- [DESCRIPTION OF THE TASK]: Copy, in full, each line of the material that holds the word "JSON".
#### EXTRACTED MATERIAL
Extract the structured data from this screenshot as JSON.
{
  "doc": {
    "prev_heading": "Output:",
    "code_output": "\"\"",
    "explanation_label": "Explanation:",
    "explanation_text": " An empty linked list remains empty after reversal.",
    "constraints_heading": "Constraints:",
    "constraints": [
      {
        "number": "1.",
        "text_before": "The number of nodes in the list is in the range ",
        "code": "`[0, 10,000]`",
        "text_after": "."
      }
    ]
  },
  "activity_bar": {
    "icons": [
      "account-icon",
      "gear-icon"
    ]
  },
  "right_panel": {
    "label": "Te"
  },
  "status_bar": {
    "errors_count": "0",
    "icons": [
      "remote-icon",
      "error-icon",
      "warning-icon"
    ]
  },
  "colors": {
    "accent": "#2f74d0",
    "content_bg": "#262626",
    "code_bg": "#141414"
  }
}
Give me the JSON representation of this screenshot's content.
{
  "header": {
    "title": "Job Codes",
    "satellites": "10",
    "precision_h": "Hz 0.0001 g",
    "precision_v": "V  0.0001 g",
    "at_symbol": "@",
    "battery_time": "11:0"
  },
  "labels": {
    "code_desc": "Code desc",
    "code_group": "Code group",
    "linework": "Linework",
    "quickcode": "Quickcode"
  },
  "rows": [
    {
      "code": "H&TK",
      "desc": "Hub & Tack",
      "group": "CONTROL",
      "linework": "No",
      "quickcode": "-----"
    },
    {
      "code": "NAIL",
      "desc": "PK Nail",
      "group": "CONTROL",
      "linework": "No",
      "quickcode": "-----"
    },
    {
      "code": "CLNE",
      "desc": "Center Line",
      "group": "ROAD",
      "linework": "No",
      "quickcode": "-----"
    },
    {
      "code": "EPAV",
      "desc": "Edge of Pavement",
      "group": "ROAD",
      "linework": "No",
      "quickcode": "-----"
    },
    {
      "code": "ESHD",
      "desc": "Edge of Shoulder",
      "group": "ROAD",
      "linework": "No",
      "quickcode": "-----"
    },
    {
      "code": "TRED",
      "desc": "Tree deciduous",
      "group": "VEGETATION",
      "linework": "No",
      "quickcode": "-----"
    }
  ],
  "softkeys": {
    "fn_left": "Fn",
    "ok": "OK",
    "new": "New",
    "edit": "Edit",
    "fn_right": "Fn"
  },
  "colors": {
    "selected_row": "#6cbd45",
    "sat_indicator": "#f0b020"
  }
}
########
- [COMPLETED TASK]:
Extract the structured data from this screenshot as JSON.
Give me the JSON representation of this screenshot's content.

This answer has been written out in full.